# Stated exercise
Transcribe every line exactly and omit anything that is a picture.
┏━━
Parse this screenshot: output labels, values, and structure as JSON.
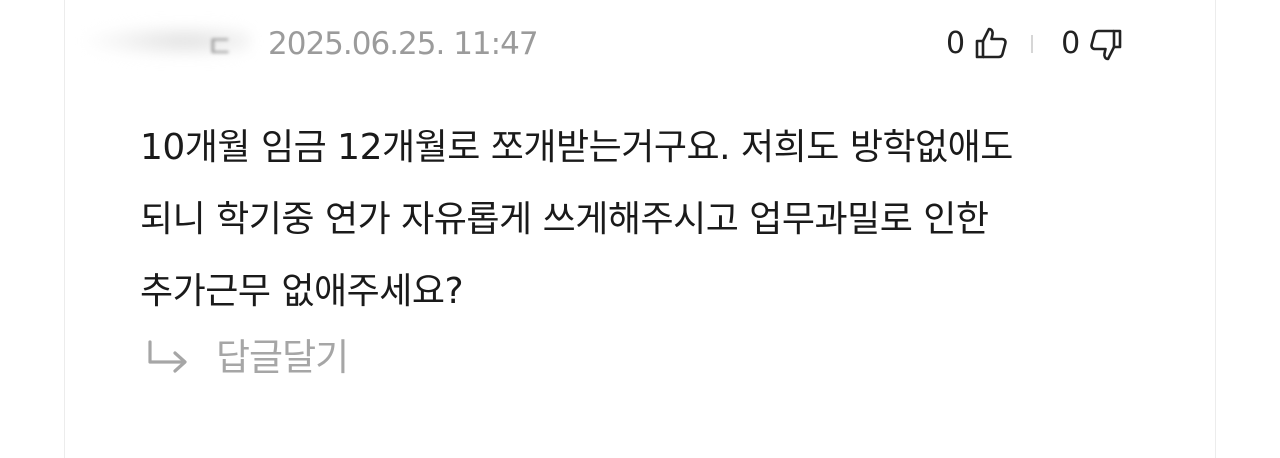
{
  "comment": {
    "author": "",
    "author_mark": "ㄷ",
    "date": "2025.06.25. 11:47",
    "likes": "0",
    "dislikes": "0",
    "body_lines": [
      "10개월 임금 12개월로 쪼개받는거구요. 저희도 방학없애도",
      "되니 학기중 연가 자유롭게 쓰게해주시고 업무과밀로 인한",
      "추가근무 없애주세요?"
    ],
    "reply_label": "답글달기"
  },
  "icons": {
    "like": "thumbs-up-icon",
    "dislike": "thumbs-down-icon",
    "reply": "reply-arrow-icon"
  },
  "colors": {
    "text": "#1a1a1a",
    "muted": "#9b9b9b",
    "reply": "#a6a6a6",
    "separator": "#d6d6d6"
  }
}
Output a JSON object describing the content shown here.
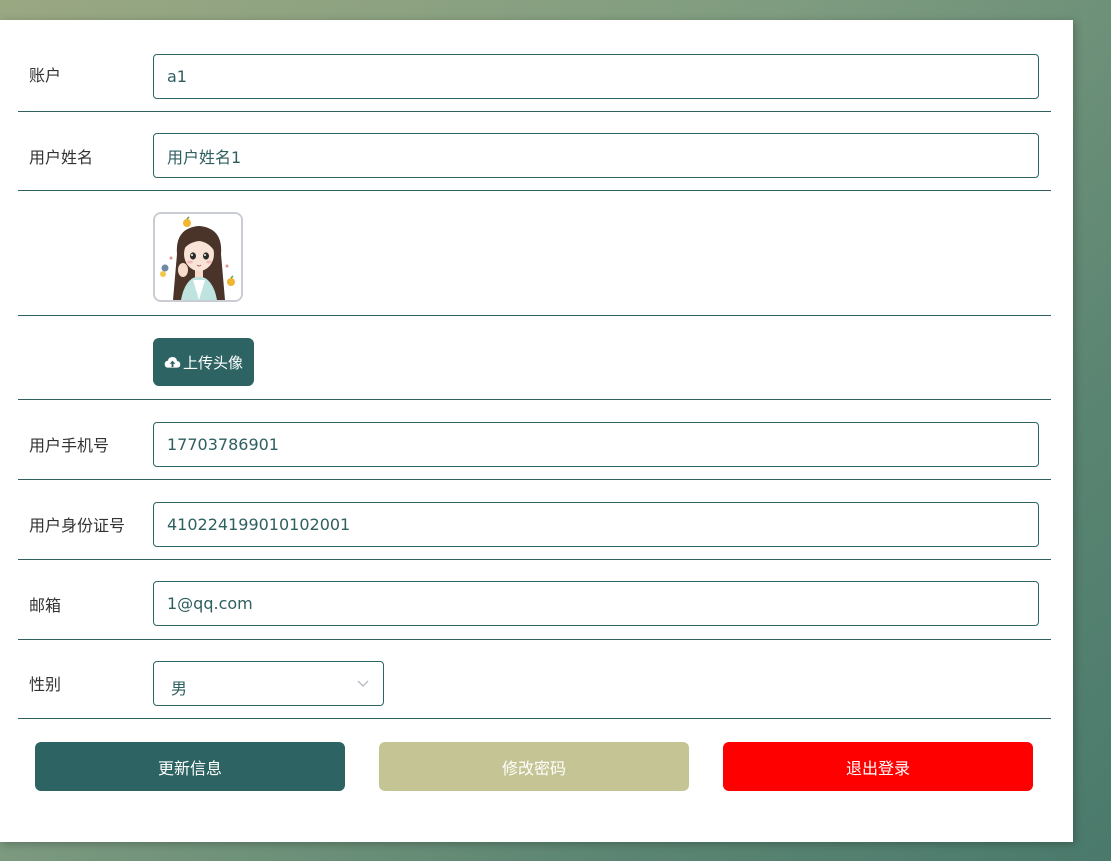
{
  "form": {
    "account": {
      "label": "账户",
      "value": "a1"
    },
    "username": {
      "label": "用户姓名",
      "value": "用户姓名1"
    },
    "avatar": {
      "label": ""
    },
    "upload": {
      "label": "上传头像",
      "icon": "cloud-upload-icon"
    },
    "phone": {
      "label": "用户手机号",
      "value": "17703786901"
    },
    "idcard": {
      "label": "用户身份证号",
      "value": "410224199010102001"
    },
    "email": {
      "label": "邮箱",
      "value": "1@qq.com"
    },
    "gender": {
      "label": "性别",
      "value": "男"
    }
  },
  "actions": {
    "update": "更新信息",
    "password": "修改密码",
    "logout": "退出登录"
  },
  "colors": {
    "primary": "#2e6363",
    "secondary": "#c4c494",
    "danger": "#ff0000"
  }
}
┗━━
# Written solution
Parse this screenshot: output labels, values, and structure as JSON.
{
  "comment": {
    "author": "",
    "author_mark": "ㄷ",
    "date": "2025.06.25. 11:47",
    "likes": "0",
    "dislikes": "0",
    "body_lines": [
      "10개월 임금 12개월로 쪼개받는거구요. 저희도 방학없애도",
      "되니 학기중 연가 자유롭게 쓰게해주시고 업무과밀로 인한",
      "추가근무 없애주세요?"
    ],
    "reply_label": "답글달기"
  },
  "icons": {
    "like": "thumbs-up-icon",
    "dislike": "thumbs-down-icon",
    "reply": "reply-arrow-icon"
  },
  "colors": {
    "text": "#1a1a1a",
    "muted": "#9b9b9b",
    "reply": "#a6a6a6",
    "separator": "#d6d6d6"
  }
}
Output a JSON object describing the content shown here.
{
  "form": {
    "account": {
      "label": "账户",
      "value": "a1"
    },
    "username": {
      "label": "用户姓名",
      "value": "用户姓名1"
    },
    "avatar": {
      "label": ""
    },
    "upload": {
      "label": "上传头像",
      "icon": "cloud-upload-icon"
    },
    "phone": {
      "label": "用户手机号",
      "value": "17703786901"
    },
    "idcard": {
      "label": "用户身份证号",
      "value": "410224199010102001"
    },
    "email": {
      "label": "邮箱",
      "value": "1@qq.com"
    },
    "gender": {
      "label": "性别",
      "value": "男"
    }
  },
  "actions": {
    "update": "更新信息",
    "password": "修改密码",
    "logout": "退出登录"
  },
  "colors": {
    "primary": "#2e6363",
    "secondary": "#c4c494",
    "danger": "#ff0000"
  }
}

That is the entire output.